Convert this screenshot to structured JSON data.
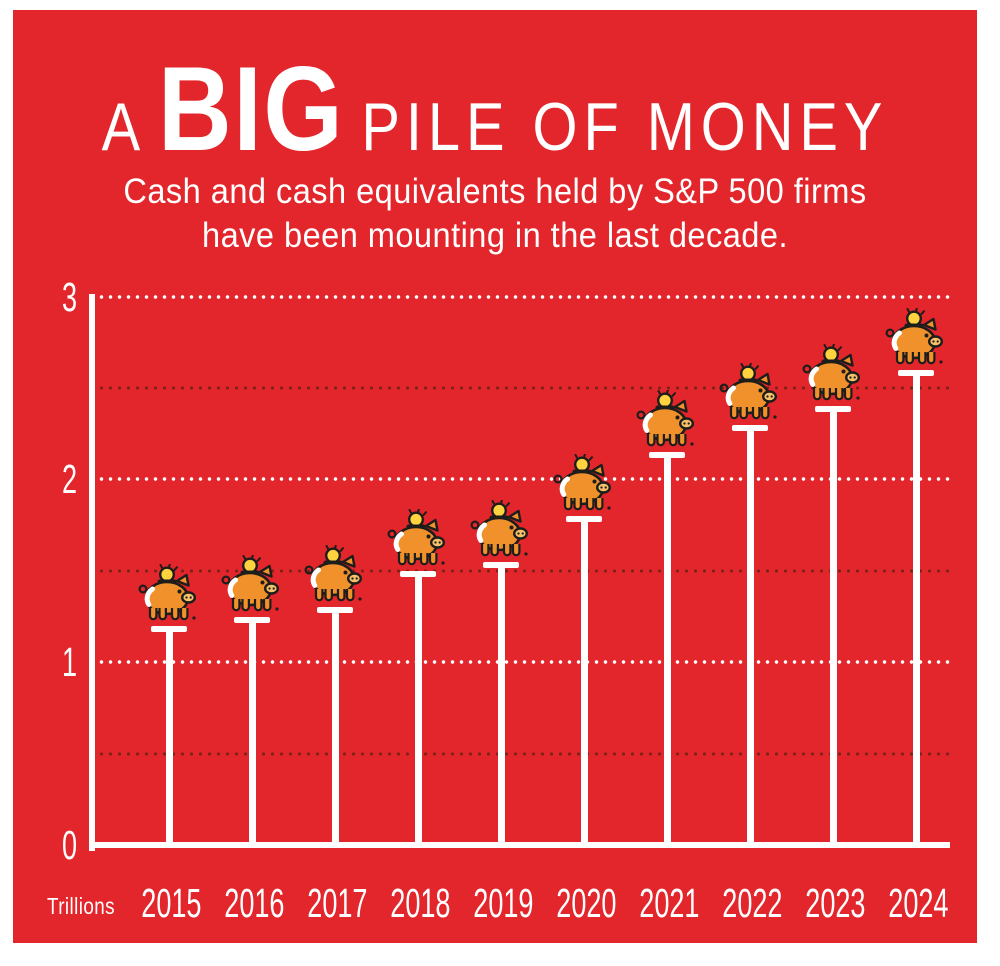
{
  "header": {
    "title_prefix": "A",
    "title_emphasis": "BIG",
    "title_suffix": "PILE OF MONEY",
    "subtitle_line1": "Cash and cash equivalents held by S&P 500 firms",
    "subtitle_line2": "have been mounting in the last decade."
  },
  "chart_data": {
    "type": "lollipop",
    "title": "A BIG PILE OF MONEY",
    "subtitle": "Cash and cash equivalents held by S&P 500 firms have been mounting in the last decade.",
    "unit_label": "Trillions",
    "categories": [
      "2015",
      "2016",
      "2017",
      "2018",
      "2019",
      "2020",
      "2021",
      "2022",
      "2023",
      "2024"
    ],
    "values": [
      1.2,
      1.25,
      1.3,
      1.5,
      1.55,
      1.8,
      2.15,
      2.3,
      2.4,
      2.6
    ],
    "ylim": [
      0,
      3
    ],
    "y_ticks": [
      0,
      1,
      2,
      3
    ],
    "major_gridlines": [
      1,
      2,
      3
    ],
    "minor_gridlines": [
      0.5,
      1.5,
      2.5
    ],
    "grid_style": "dotted",
    "legend": "none",
    "marker": "piggy-bank-icon",
    "colors": {
      "canvas_red": "#E2262B",
      "axis_white": "#FFFFFF",
      "minor_grid": "#7E211B",
      "pig_orange": "#F0912C",
      "pig_snout": "#F6C168",
      "coin_gold": "#FFD23F",
      "outline": "#1D1D1B"
    }
  }
}
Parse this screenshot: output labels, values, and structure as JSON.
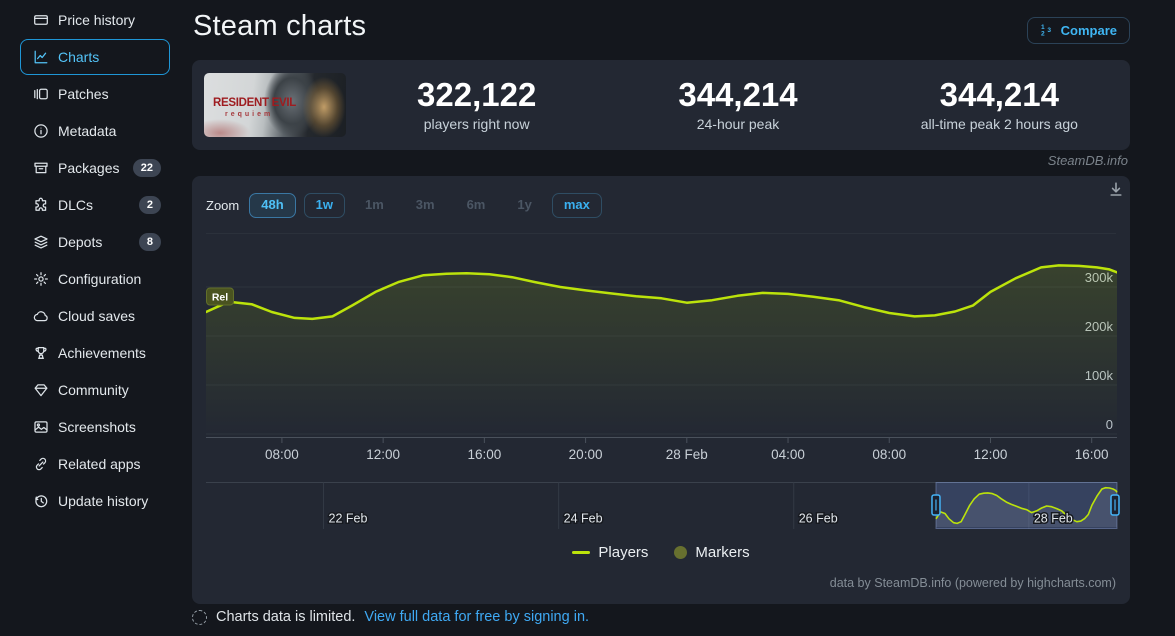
{
  "sidebar": {
    "items": [
      {
        "label": "Price history",
        "icon": "price-history"
      },
      {
        "label": "Charts",
        "icon": "charts",
        "active": true
      },
      {
        "label": "Patches",
        "icon": "patches"
      },
      {
        "label": "Metadata",
        "icon": "metadata"
      },
      {
        "label": "Packages",
        "icon": "packages",
        "badge": "22"
      },
      {
        "label": "DLCs",
        "icon": "dlcs",
        "badge": "2"
      },
      {
        "label": "Depots",
        "icon": "depots",
        "badge": "8"
      },
      {
        "label": "Configuration",
        "icon": "configuration"
      },
      {
        "label": "Cloud saves",
        "icon": "cloud-saves"
      },
      {
        "label": "Achievements",
        "icon": "achievements"
      },
      {
        "label": "Community",
        "icon": "community"
      },
      {
        "label": "Screenshots",
        "icon": "screenshots"
      },
      {
        "label": "Related apps",
        "icon": "related-apps"
      },
      {
        "label": "Update history",
        "icon": "update-history"
      }
    ]
  },
  "header": {
    "title": "Steam charts",
    "compare_label": "Compare"
  },
  "game": {
    "name_line1": "RESIDENT EVIL",
    "name_line2": "requiem"
  },
  "stats": [
    {
      "value": "322,122",
      "label": "players right now"
    },
    {
      "value": "344,214",
      "label": "24-hour peak"
    },
    {
      "value": "344,214",
      "label": "all-time peak 2 hours ago"
    }
  ],
  "watermark": "SteamDB.info",
  "toolbar": {
    "zoom_label": "Zoom",
    "buttons": [
      {
        "label": "48h",
        "state": "selected"
      },
      {
        "label": "1w",
        "state": "enabled"
      },
      {
        "label": "1m",
        "state": "disabled"
      },
      {
        "label": "3m",
        "state": "disabled"
      },
      {
        "label": "6m",
        "state": "disabled"
      },
      {
        "label": "1y",
        "state": "disabled"
      },
      {
        "label": "max",
        "state": "enabled"
      }
    ]
  },
  "chart_data": {
    "type": "line",
    "series": [
      {
        "name": "Players",
        "color": "#bce30b",
        "unit": "thousands of concurrent players",
        "points": [
          [
            0,
            249
          ],
          [
            0.9,
            270
          ],
          [
            1.8,
            265
          ],
          [
            2.6,
            249
          ],
          [
            3.5,
            237
          ],
          [
            4.2,
            235
          ],
          [
            5,
            240
          ],
          [
            5.8,
            263
          ],
          [
            6.7,
            290
          ],
          [
            7.6,
            310
          ],
          [
            8.6,
            324
          ],
          [
            9.5,
            327
          ],
          [
            10.3,
            328
          ],
          [
            11.2,
            326
          ],
          [
            12.1,
            320
          ],
          [
            13,
            310
          ],
          [
            14,
            300
          ],
          [
            15,
            293
          ],
          [
            16,
            287
          ],
          [
            17,
            281
          ],
          [
            18,
            277
          ],
          [
            19,
            268
          ],
          [
            20,
            273
          ],
          [
            21,
            282
          ],
          [
            22,
            288
          ],
          [
            23,
            286
          ],
          [
            24,
            280
          ],
          [
            25,
            273
          ],
          [
            26,
            259
          ],
          [
            27,
            247
          ],
          [
            28,
            240
          ],
          [
            28.8,
            242
          ],
          [
            29.6,
            250
          ],
          [
            30.3,
            262
          ],
          [
            31,
            290
          ],
          [
            32,
            318
          ],
          [
            33,
            340
          ],
          [
            33.7,
            344
          ],
          [
            34.5,
            343
          ],
          [
            35.2,
            340
          ],
          [
            35.7,
            336
          ],
          [
            36,
            330
          ]
        ]
      }
    ],
    "xlim_hours": [
      0,
      36
    ],
    "xticks": [
      {
        "h": 3,
        "label": "08:00"
      },
      {
        "h": 7,
        "label": "12:00"
      },
      {
        "h": 11,
        "label": "16:00"
      },
      {
        "h": 15,
        "label": "20:00"
      },
      {
        "h": 19,
        "label": "28 Feb"
      },
      {
        "h": 23,
        "label": "04:00"
      },
      {
        "h": 27,
        "label": "08:00"
      },
      {
        "h": 31,
        "label": "12:00"
      },
      {
        "h": 35,
        "label": "16:00"
      }
    ],
    "ylim": [
      0,
      360
    ],
    "yticks": [
      {
        "value": 0,
        "label": "0"
      },
      {
        "value": 100,
        "label": "100k"
      },
      {
        "value": 200,
        "label": "200k"
      },
      {
        "value": 300,
        "label": "300k"
      }
    ],
    "grid": true,
    "release_marker": {
      "label": "Rel",
      "hour": 0
    },
    "legend": [
      {
        "label": "Players",
        "swatch": "line",
        "color": "#bce30b"
      },
      {
        "label": "Markers",
        "swatch": "circle",
        "color": "#67702f"
      }
    ],
    "navigator": {
      "range_days": [
        0,
        7.75
      ],
      "date_ticks": [
        {
          "day": 1,
          "label": "22 Feb"
        },
        {
          "day": 3,
          "label": "24 Feb"
        },
        {
          "day": 5,
          "label": "26 Feb"
        },
        {
          "day": 7,
          "label": "28 Feb"
        }
      ],
      "selection_days": [
        6.21,
        7.75
      ],
      "value_range_k": [
        230,
        346
      ],
      "mask_color": "rgba(99,128,199,0.30)",
      "handle_color": "#45b3f7"
    }
  },
  "credits": "data by SteamDB.info (powered by highcharts.com)",
  "footer": {
    "notice": "Charts data is limited.",
    "link_text": "View full data for free by signing in."
  }
}
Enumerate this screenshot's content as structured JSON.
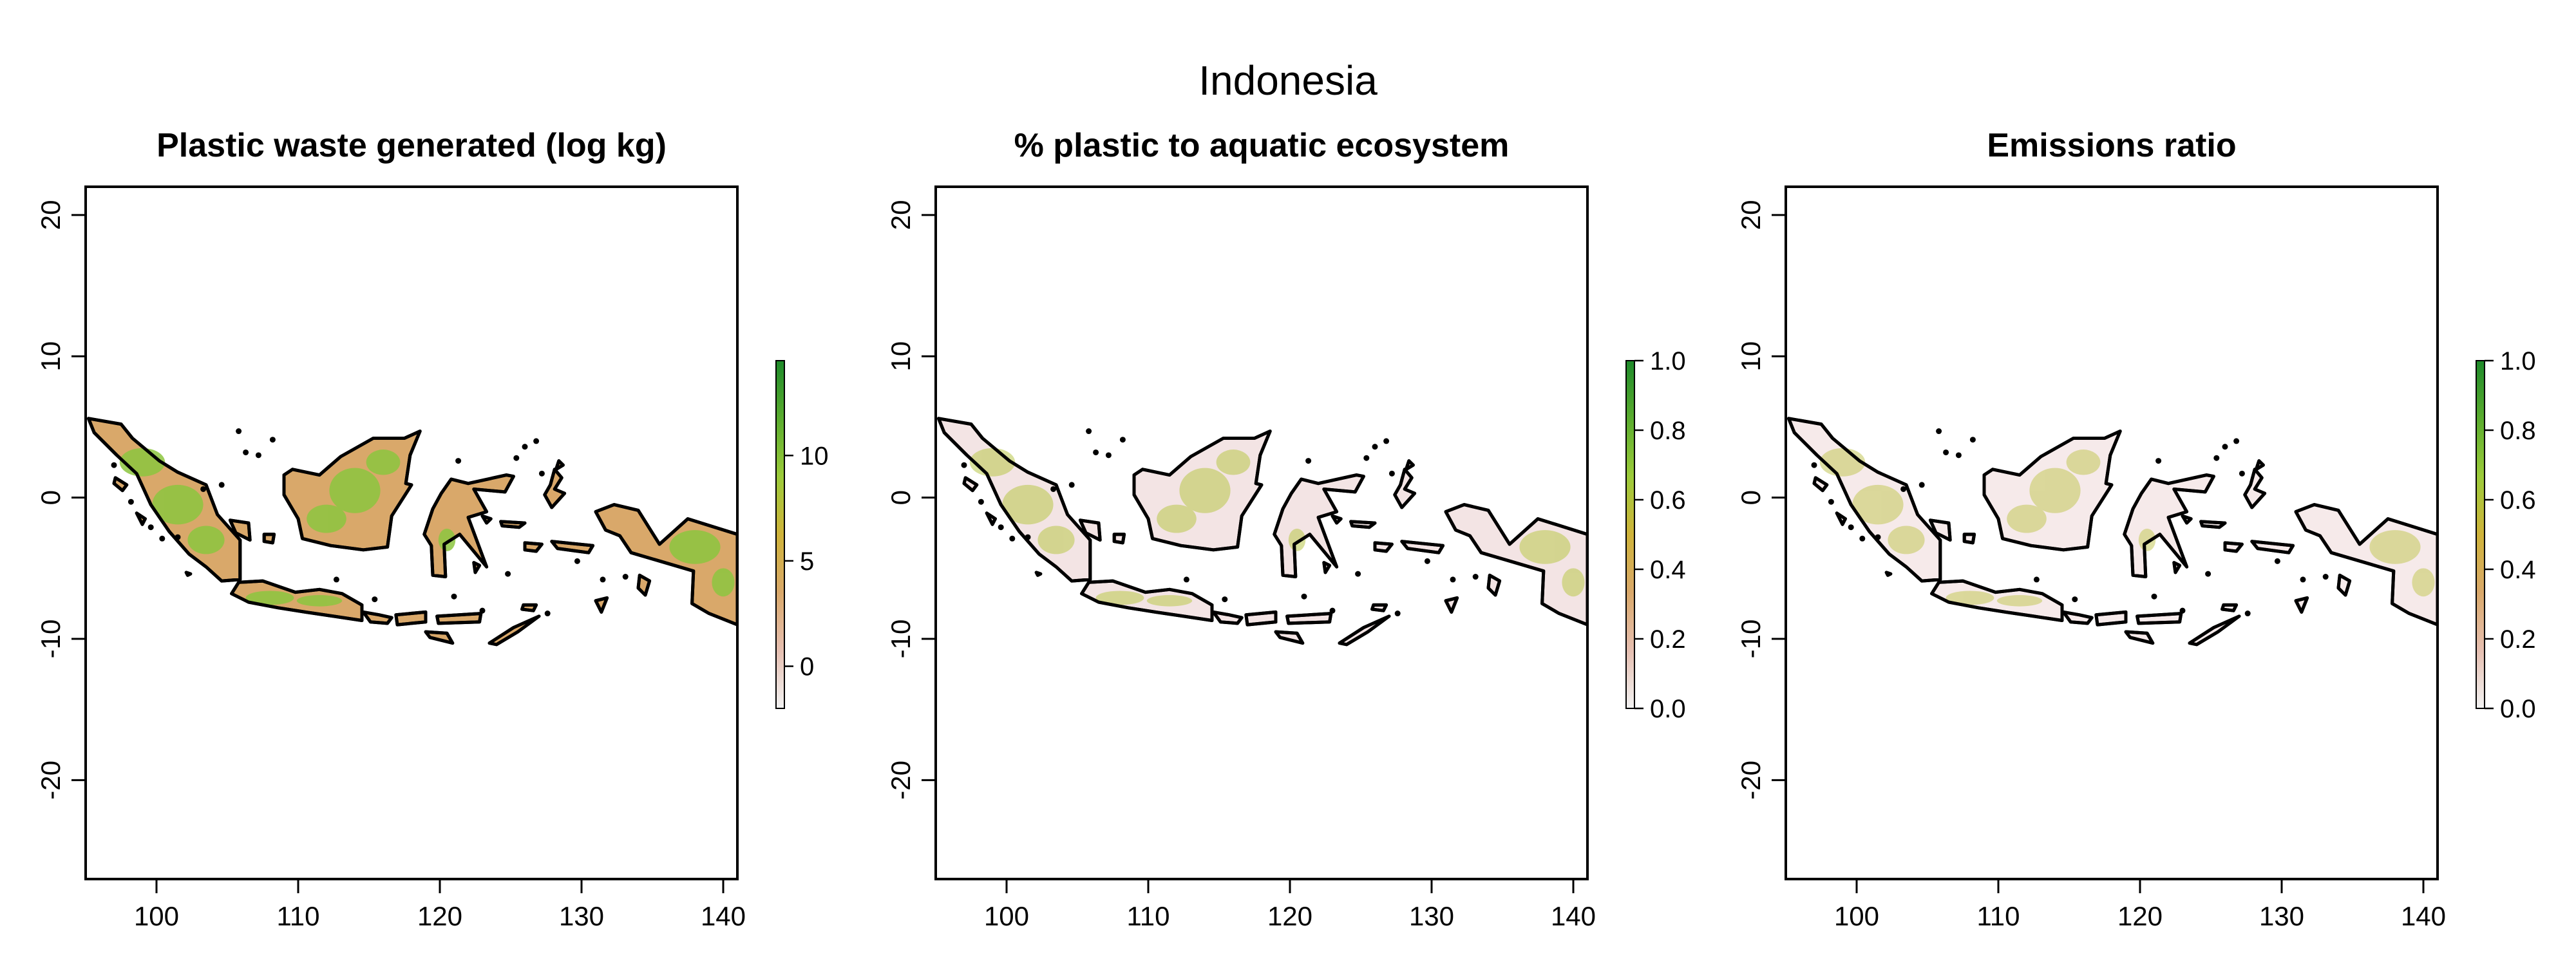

________________________________________

*What you should do*.
Pictures are not part of the copy; output everything else in the records exactly.

*Result for this task*.
Convert this screenshot to structured JSON data.
{
  "header": {
    "title_prefix": "A",
    "title_emphasis": "BIG",
    "title_suffix": "PILE OF MONEY",
    "subtitle_line1": "Cash and cash equivalents held by S&P 500 firms",
    "subtitle_line2": "have been mounting in the last decade."
  },
  "chart_data": {
    "type": "lollipop",
    "title": "A BIG PILE OF MONEY",
    "subtitle": "Cash and cash equivalents held by S&P 500 firms have been mounting in the last decade.",
    "unit_label": "Trillions",
    "categories": [
      "2015",
      "2016",
      "2017",
      "2018",
      "2019",
      "2020",
      "2021",
      "2022",
      "2023",
      "2024"
    ],
    "values": [
      1.2,
      1.25,
      1.3,
      1.5,
      1.55,
      1.8,
      2.15,
      2.3,
      2.4,
      2.6
    ],
    "ylim": [
      0,
      3
    ],
    "y_ticks": [
      0,
      1,
      2,
      3
    ],
    "major_gridlines": [
      1,
      2,
      3
    ],
    "minor_gridlines": [
      0.5,
      1.5,
      2.5
    ],
    "grid_style": "dotted",
    "legend": "none",
    "marker": "piggy-bank-icon",
    "colors": {
      "canvas_red": "#E2262B",
      "axis_white": "#FFFFFF",
      "minor_grid": "#7E211B",
      "pig_orange": "#F0912C",
      "pig_snout": "#F6C168",
      "coin_gold": "#FFD23F",
      "outline": "#1D1D1B"
    }
  }
}
Parse this screenshot: output labels, values, and structure as JSON.
{
  "sidebar": {
    "items": [
      {
        "label": "Price history",
        "icon": "price-history"
      },
      {
        "label": "Charts",
        "icon": "charts",
        "active": true
      },
      {
        "label": "Patches",
        "icon": "patches"
      },
      {
        "label": "Metadata",
        "icon": "metadata"
      },
      {
        "label": "Packages",
        "icon": "packages",
        "badge": "22"
      },
      {
        "label": "DLCs",
        "icon": "dlcs",
        "badge": "2"
      },
      {
        "label": "Depots",
        "icon": "depots",
        "badge": "8"
      },
      {
        "label": "Configuration",
        "icon": "configuration"
      },
      {
        "label": "Cloud saves",
        "icon": "cloud-saves"
      },
      {
        "label": "Achievements",
        "icon": "achievements"
      },
      {
        "label": "Community",
        "icon": "community"
      },
      {
        "label": "Screenshots",
        "icon": "screenshots"
      },
      {
        "label": "Related apps",
        "icon": "related-apps"
      },
      {
        "label": "Update history",
        "icon": "update-history"
      }
    ]
  },
  "header": {
    "title": "Steam charts",
    "compare_label": "Compare"
  },
  "game": {
    "name_line1": "RESIDENT EVIL",
    "name_line2": "requiem"
  },
  "stats": [
    {
      "value": "322,122",
      "label": "players right now"
    },
    {
      "value": "344,214",
      "label": "24-hour peak"
    },
    {
      "value": "344,214",
      "label": "all-time peak 2 hours ago"
    }
  ],
  "watermark": "SteamDB.info",
  "toolbar": {
    "zoom_label": "Zoom",
    "buttons": [
      {
        "label": "48h",
        "state": "selected"
      },
      {
        "label": "1w",
        "state": "enabled"
      },
      {
        "label": "1m",
        "state": "disabled"
      },
      {
        "label": "3m",
        "state": "disabled"
      },
      {
        "label": "6m",
        "state": "disabled"
      },
      {
        "label": "1y",
        "state": "disabled"
      },
      {
        "label": "max",
        "state": "enabled"
      }
    ]
  },
  "chart_data": {
    "type": "line",
    "series": [
      {
        "name": "Players",
        "color": "#bce30b",
        "unit": "thousands of concurrent players",
        "points": [
          [
            0,
            249
          ],
          [
            0.9,
            270
          ],
          [
            1.8,
            265
          ],
          [
            2.6,
            249
          ],
          [
            3.5,
            237
          ],
          [
            4.2,
            235
          ],
          [
            5,
            240
          ],
          [
            5.8,
            263
          ],
          [
            6.7,
            290
          ],
          [
            7.6,
            310
          ],
          [
            8.6,
            324
          ],
          [
            9.5,
            327
          ],
          [
            10.3,
            328
          ],
          [
            11.2,
            326
          ],
          [
            12.1,
            320
          ],
          [
            13,
            310
          ],
          [
            14,
            300
          ],
          [
            15,
            293
          ],
          [
            16,
            287
          ],
          [
            17,
            281
          ],
          [
            18,
            277
          ],
          [
            19,
            268
          ],
          [
            20,
            273
          ],
          [
            21,
            282
          ],
          [
            22,
            288
          ],
          [
            23,
            286
          ],
          [
            24,
            280
          ],
          [
            25,
            273
          ],
          [
            26,
            259
          ],
          [
            27,
            247
          ],
          [
            28,
            240
          ],
          [
            28.8,
            242
          ],
          [
            29.6,
            250
          ],
          [
            30.3,
            262
          ],
          [
            31,
            290
          ],
          [
            32,
            318
          ],
          [
            33,
            340
          ],
          [
            33.7,
            344
          ],
          [
            34.5,
            343
          ],
          [
            35.2,
            340
          ],
          [
            35.7,
            336
          ],
          [
            36,
            330
          ]
        ]
      }
    ],
    "xlim_hours": [
      0,
      36
    ],
    "xticks": [
      {
        "h": 3,
        "label": "08:00"
      },
      {
        "h": 7,
        "label": "12:00"
      },
      {
        "h": 11,
        "label": "16:00"
      },
      {
        "h": 15,
        "label": "20:00"
      },
      {
        "h": 19,
        "label": "28 Feb"
      },
      {
        "h": 23,
        "label": "04:00"
      },
      {
        "h": 27,
        "label": "08:00"
      },
      {
        "h": 31,
        "label": "12:00"
      },
      {
        "h": 35,
        "label": "16:00"
      }
    ],
    "ylim": [
      0,
      360
    ],
    "yticks": [
      {
        "value": 0,
        "label": "0"
      },
      {
        "value": 100,
        "label": "100k"
      },
      {
        "value": 200,
        "label": "200k"
      },
      {
        "value": 300,
        "label": "300k"
      }
    ],
    "grid": true,
    "release_marker": {
      "label": "Rel",
      "hour": 0
    },
    "legend": [
      {
        "label": "Players",
        "swatch": "line",
        "color": "#bce30b"
      },
      {
        "label": "Markers",
        "swatch": "circle",
        "color": "#67702f"
      }
    ],
    "navigator": {
      "range_days": [
        0,
        7.75
      ],
      "date_ticks": [
        {
          "day": 1,
          "label": "22 Feb"
        },
        {
          "day": 3,
          "label": "24 Feb"
        },
        {
          "day": 5,
          "label": "26 Feb"
        },
        {
          "day": 7,
          "label": "28 Feb"
        }
      ],
      "selection_days": [
        6.21,
        7.75
      ],
      "value_range_k": [
        230,
        346
      ],
      "mask_color": "rgba(99,128,199,0.30)",
      "handle_color": "#45b3f7"
    }
  },
  "credits": "data by SteamDB.info (powered by highcharts.com)",
  "footer": {
    "notice": "Charts data is limited.",
    "link_text": "View full data for free by signing in."
  }
}
Enumerate this screenshot's content as structured JSON.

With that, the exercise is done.